**TASK STATEMENT:** Every entry below should be printed exactly, without its images.

**EXCERPTED RECORDS:**
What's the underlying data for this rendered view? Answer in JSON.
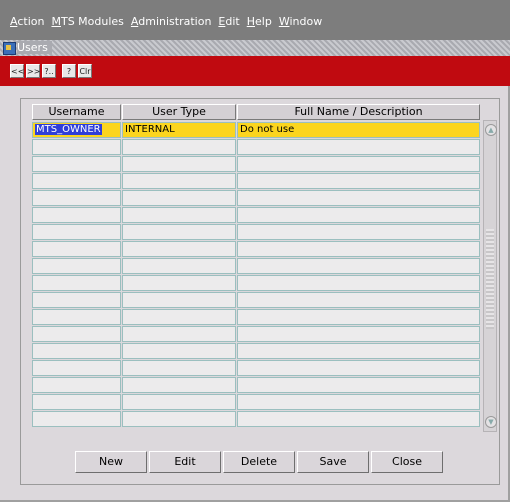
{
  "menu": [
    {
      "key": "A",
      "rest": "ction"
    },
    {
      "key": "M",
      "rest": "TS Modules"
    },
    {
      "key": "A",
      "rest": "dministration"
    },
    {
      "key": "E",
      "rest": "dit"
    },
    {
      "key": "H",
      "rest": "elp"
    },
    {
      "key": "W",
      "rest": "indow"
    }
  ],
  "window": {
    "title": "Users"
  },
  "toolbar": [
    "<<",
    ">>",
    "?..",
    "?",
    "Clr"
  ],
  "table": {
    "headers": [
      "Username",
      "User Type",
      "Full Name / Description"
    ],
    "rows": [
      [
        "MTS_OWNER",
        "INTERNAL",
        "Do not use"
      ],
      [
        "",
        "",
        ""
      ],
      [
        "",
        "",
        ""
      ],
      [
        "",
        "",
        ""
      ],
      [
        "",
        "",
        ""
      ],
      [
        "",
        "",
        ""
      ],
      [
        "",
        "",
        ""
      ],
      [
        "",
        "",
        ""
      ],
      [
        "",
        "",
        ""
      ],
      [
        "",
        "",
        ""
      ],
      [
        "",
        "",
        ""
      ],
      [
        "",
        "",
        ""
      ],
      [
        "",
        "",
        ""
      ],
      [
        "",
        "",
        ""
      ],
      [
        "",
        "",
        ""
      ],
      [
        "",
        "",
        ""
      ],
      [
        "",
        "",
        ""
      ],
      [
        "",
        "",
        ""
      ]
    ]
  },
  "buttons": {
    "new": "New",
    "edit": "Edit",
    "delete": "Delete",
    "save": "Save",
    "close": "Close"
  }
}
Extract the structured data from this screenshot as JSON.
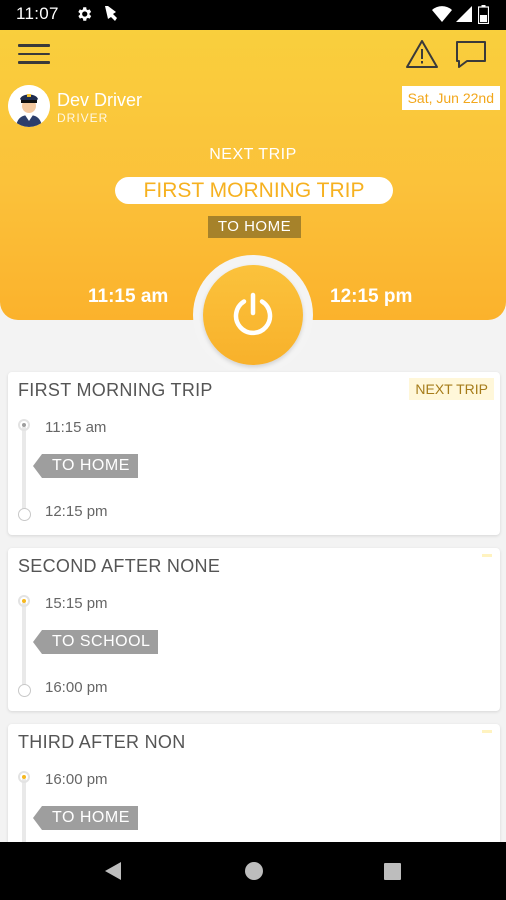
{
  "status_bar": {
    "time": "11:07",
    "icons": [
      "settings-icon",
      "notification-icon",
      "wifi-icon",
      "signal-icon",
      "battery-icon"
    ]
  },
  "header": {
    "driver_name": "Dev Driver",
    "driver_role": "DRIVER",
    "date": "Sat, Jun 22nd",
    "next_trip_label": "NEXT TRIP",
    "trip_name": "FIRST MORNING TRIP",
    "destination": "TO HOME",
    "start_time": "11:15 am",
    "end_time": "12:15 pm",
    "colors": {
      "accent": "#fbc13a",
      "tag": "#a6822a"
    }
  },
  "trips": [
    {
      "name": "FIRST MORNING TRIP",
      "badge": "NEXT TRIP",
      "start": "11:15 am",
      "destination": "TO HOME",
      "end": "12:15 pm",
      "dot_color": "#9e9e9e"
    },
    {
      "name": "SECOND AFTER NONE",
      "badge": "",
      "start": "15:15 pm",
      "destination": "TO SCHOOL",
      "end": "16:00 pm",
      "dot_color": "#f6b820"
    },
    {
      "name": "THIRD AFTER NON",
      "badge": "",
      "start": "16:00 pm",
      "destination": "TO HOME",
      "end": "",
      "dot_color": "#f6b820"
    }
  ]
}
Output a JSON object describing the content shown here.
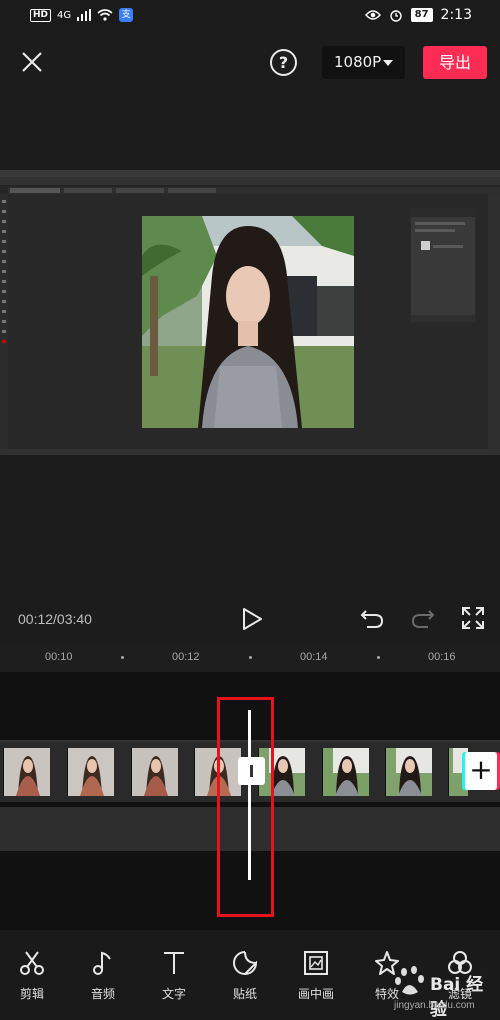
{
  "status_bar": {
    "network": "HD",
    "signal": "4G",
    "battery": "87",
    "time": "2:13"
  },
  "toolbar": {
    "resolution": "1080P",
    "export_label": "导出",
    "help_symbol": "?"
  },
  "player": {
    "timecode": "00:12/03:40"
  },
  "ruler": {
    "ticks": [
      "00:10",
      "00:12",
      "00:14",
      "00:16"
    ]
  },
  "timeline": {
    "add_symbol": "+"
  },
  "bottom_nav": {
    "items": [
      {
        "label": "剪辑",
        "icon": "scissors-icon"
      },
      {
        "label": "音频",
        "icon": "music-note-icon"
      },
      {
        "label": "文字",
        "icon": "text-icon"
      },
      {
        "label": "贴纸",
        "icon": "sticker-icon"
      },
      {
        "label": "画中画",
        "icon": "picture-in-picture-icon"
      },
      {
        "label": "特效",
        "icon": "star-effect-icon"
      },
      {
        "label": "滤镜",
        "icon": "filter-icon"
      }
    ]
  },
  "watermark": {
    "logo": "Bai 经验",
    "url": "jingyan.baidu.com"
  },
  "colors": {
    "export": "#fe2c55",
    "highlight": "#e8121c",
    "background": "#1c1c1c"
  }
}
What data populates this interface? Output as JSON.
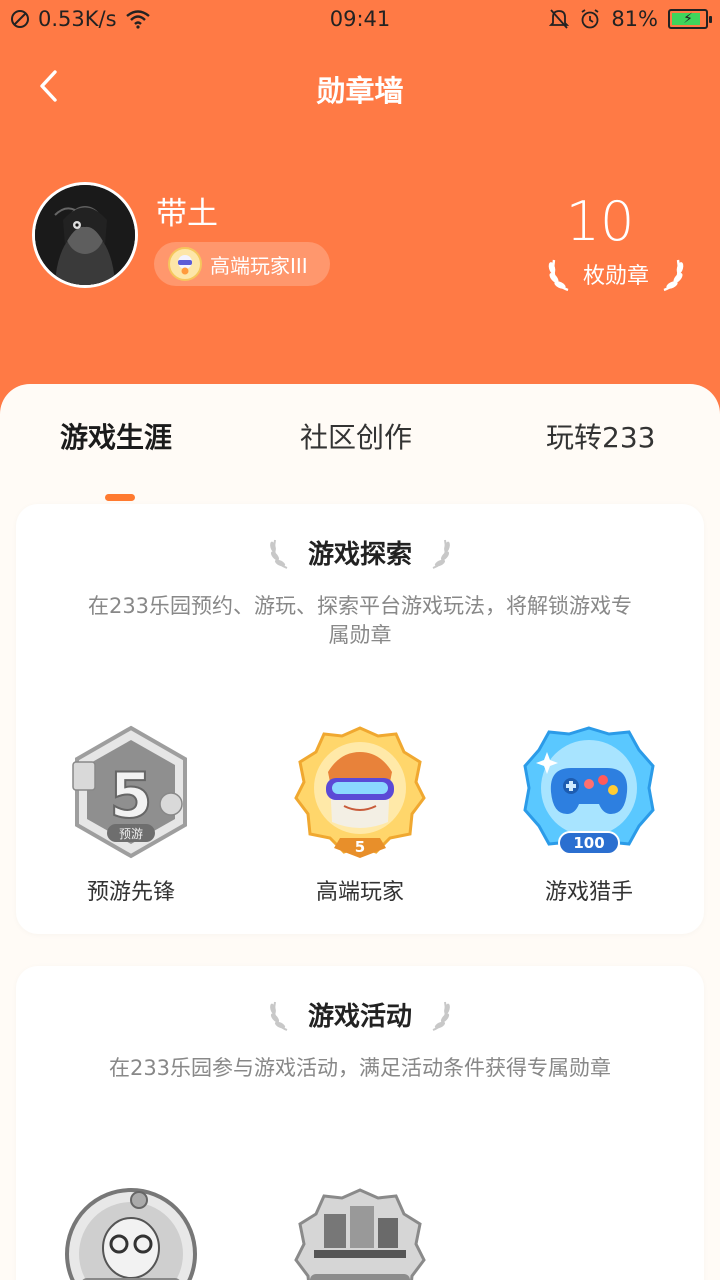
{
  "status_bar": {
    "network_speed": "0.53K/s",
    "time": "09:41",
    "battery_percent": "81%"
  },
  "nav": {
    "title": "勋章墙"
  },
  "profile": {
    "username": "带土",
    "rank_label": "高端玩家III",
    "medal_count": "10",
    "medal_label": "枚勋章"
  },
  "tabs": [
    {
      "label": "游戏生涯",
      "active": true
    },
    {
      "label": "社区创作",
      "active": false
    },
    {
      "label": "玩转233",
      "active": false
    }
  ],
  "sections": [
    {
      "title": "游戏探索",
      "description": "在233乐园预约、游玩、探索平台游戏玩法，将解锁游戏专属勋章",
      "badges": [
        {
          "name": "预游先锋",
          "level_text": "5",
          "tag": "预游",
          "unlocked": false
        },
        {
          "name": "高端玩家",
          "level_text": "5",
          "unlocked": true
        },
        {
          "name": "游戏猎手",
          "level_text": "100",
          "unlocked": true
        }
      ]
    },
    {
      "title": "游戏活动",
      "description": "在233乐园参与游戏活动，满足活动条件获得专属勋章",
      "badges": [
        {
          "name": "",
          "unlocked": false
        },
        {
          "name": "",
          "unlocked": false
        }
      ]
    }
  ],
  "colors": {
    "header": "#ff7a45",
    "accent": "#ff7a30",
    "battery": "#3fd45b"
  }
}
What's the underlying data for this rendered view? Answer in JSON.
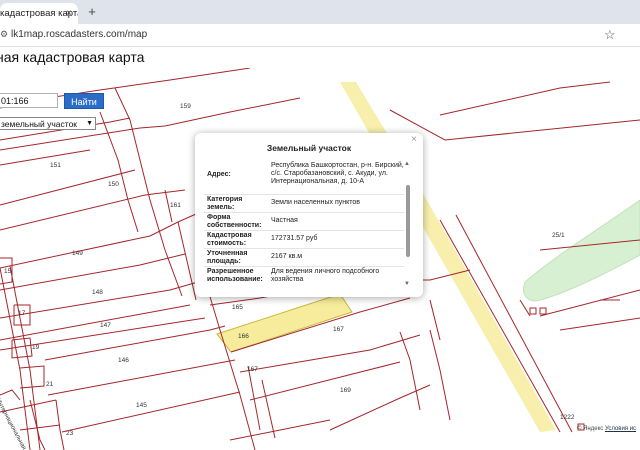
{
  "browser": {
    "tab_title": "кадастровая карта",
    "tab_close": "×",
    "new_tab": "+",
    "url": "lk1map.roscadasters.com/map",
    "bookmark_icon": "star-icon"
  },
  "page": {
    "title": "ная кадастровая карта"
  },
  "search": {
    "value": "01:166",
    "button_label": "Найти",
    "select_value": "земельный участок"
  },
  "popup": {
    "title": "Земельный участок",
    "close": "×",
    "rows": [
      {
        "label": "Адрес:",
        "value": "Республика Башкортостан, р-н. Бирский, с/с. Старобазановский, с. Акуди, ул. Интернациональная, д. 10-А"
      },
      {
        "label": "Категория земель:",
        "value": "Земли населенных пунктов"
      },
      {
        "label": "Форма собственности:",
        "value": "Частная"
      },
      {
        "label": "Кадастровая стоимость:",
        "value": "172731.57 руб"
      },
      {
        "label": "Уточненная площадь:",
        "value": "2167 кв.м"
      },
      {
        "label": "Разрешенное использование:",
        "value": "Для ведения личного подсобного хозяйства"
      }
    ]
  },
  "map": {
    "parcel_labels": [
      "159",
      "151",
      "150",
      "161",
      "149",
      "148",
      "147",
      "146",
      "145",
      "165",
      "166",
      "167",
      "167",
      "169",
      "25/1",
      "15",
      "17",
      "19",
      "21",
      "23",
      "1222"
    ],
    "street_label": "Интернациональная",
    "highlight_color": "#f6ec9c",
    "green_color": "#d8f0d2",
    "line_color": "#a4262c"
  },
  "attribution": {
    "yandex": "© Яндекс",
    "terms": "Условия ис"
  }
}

**ANSWER TO THIS EXERCISE:**
What's the underlying data for this rendered view? Answer in JSON.
{
  "menu": [
    {
      "key": "A",
      "rest": "ction"
    },
    {
      "key": "M",
      "rest": "TS Modules"
    },
    {
      "key": "A",
      "rest": "dministration"
    },
    {
      "key": "E",
      "rest": "dit"
    },
    {
      "key": "H",
      "rest": "elp"
    },
    {
      "key": "W",
      "rest": "indow"
    }
  ],
  "window": {
    "title": "Users"
  },
  "toolbar": [
    "<<",
    ">>",
    "?..",
    "?",
    "Clr"
  ],
  "table": {
    "headers": [
      "Username",
      "User Type",
      "Full Name / Description"
    ],
    "rows": [
      [
        "MTS_OWNER",
        "INTERNAL",
        "Do not use"
      ],
      [
        "",
        "",
        ""
      ],
      [
        "",
        "",
        ""
      ],
      [
        "",
        "",
        ""
      ],
      [
        "",
        "",
        ""
      ],
      [
        "",
        "",
        ""
      ],
      [
        "",
        "",
        ""
      ],
      [
        "",
        "",
        ""
      ],
      [
        "",
        "",
        ""
      ],
      [
        "",
        "",
        ""
      ],
      [
        "",
        "",
        ""
      ],
      [
        "",
        "",
        ""
      ],
      [
        "",
        "",
        ""
      ],
      [
        "",
        "",
        ""
      ],
      [
        "",
        "",
        ""
      ],
      [
        "",
        "",
        ""
      ],
      [
        "",
        "",
        ""
      ],
      [
        "",
        "",
        ""
      ]
    ]
  },
  "buttons": {
    "new": "New",
    "edit": "Edit",
    "delete": "Delete",
    "save": "Save",
    "close": "Close"
  }
}
Extract the structured data from this screenshot as JSON.
{
  "status_bar": {
    "time": "11:07",
    "icons": [
      "settings-icon",
      "notification-icon",
      "wifi-icon",
      "signal-icon",
      "battery-icon"
    ]
  },
  "header": {
    "driver_name": "Dev Driver",
    "driver_role": "DRIVER",
    "date": "Sat, Jun 22nd",
    "next_trip_label": "NEXT TRIP",
    "trip_name": "FIRST MORNING TRIP",
    "destination": "TO HOME",
    "start_time": "11:15 am",
    "end_time": "12:15 pm",
    "colors": {
      "accent": "#fbc13a",
      "tag": "#a6822a"
    }
  },
  "trips": [
    {
      "name": "FIRST MORNING TRIP",
      "badge": "NEXT TRIP",
      "start": "11:15 am",
      "destination": "TO HOME",
      "end": "12:15 pm",
      "dot_color": "#9e9e9e"
    },
    {
      "name": "SECOND AFTER NONE",
      "badge": "",
      "start": "15:15 pm",
      "destination": "TO SCHOOL",
      "end": "16:00 pm",
      "dot_color": "#f6b820"
    },
    {
      "name": "THIRD AFTER NON",
      "badge": "",
      "start": "16:00 pm",
      "destination": "TO HOME",
      "end": "",
      "dot_color": "#f6b820"
    }
  ]
}
Output a JSON object describing the content shown here.
{
  "status_bar": {
    "network": "HD",
    "signal": "4G",
    "battery": "87",
    "time": "2:13"
  },
  "toolbar": {
    "resolution": "1080P",
    "export_label": "导出",
    "help_symbol": "?"
  },
  "player": {
    "timecode": "00:12/03:40"
  },
  "ruler": {
    "ticks": [
      "00:10",
      "00:12",
      "00:14",
      "00:16"
    ]
  },
  "timeline": {
    "add_symbol": "+"
  },
  "bottom_nav": {
    "items": [
      {
        "label": "剪辑",
        "icon": "scissors-icon"
      },
      {
        "label": "音频",
        "icon": "music-note-icon"
      },
      {
        "label": "文字",
        "icon": "text-icon"
      },
      {
        "label": "贴纸",
        "icon": "sticker-icon"
      },
      {
        "label": "画中画",
        "icon": "picture-in-picture-icon"
      },
      {
        "label": "特效",
        "icon": "star-effect-icon"
      },
      {
        "label": "滤镜",
        "icon": "filter-icon"
      }
    ]
  },
  "watermark": {
    "logo": "Bai 经验",
    "url": "jingyan.baidu.com"
  },
  "colors": {
    "export": "#fe2c55",
    "highlight": "#e8121c",
    "background": "#1c1c1c"
  }
}
What data populates this interface? Output as JSON.
{
  "status_bar": {
    "network_speed": "0.53K/s",
    "time": "09:41",
    "battery_percent": "81%"
  },
  "nav": {
    "title": "勋章墙"
  },
  "profile": {
    "username": "带土",
    "rank_label": "高端玩家III",
    "medal_count": "10",
    "medal_label": "枚勋章"
  },
  "tabs": [
    {
      "label": "游戏生涯",
      "active": true
    },
    {
      "label": "社区创作",
      "active": false
    },
    {
      "label": "玩转233",
      "active": false
    }
  ],
  "sections": [
    {
      "title": "游戏探索",
      "description": "在233乐园预约、游玩、探索平台游戏玩法，将解锁游戏专属勋章",
      "badges": [
        {
          "name": "预游先锋",
          "level_text": "5",
          "tag": "预游",
          "unlocked": false
        },
        {
          "name": "高端玩家",
          "level_text": "5",
          "unlocked": true
        },
        {
          "name": "游戏猎手",
          "level_text": "100",
          "unlocked": true
        }
      ]
    },
    {
      "title": "游戏活动",
      "description": "在233乐园参与游戏活动，满足活动条件获得专属勋章",
      "badges": [
        {
          "name": "",
          "unlocked": false
        },
        {
          "name": "",
          "unlocked": false
        }
      ]
    }
  ],
  "colors": {
    "header": "#ff7a45",
    "accent": "#ff7a30",
    "battery": "#3fd45b"
  }
}
What's the underlying data for this rendered view? Answer in JSON.
{
  "browser": {
    "tab_title": "кадастровая карта",
    "tab_close": "×",
    "new_tab": "+",
    "url": "lk1map.roscadasters.com/map",
    "bookmark_icon": "star-icon"
  },
  "page": {
    "title": "ная кадастровая карта"
  },
  "search": {
    "value": "01:166",
    "button_label": "Найти",
    "select_value": "земельный участок"
  },
  "popup": {
    "title": "Земельный участок",
    "close": "×",
    "rows": [
      {
        "label": "Адрес:",
        "value": "Республика Башкортостан, р-н. Бирский, с/с. Старобазановский, с. Акуди, ул. Интернациональная, д. 10-А"
      },
      {
        "label": "Категория земель:",
        "value": "Земли населенных пунктов"
      },
      {
        "label": "Форма собственности:",
        "value": "Частная"
      },
      {
        "label": "Кадастровая стоимость:",
        "value": "172731.57 руб"
      },
      {
        "label": "Уточненная площадь:",
        "value": "2167 кв.м"
      },
      {
        "label": "Разрешенное использование:",
        "value": "Для ведения личного подсобного хозяйства"
      }
    ]
  },
  "map": {
    "parcel_labels": [
      "159",
      "151",
      "150",
      "161",
      "149",
      "148",
      "147",
      "146",
      "145",
      "165",
      "166",
      "167",
      "167",
      "169",
      "25/1",
      "15",
      "17",
      "19",
      "21",
      "23",
      "1222"
    ],
    "street_label": "Интернациональная",
    "highlight_color": "#f6ec9c",
    "green_color": "#d8f0d2",
    "line_color": "#a4262c"
  },
  "attribution": {
    "yandex": "© Яндекс",
    "terms": "Условия ис"
  }
}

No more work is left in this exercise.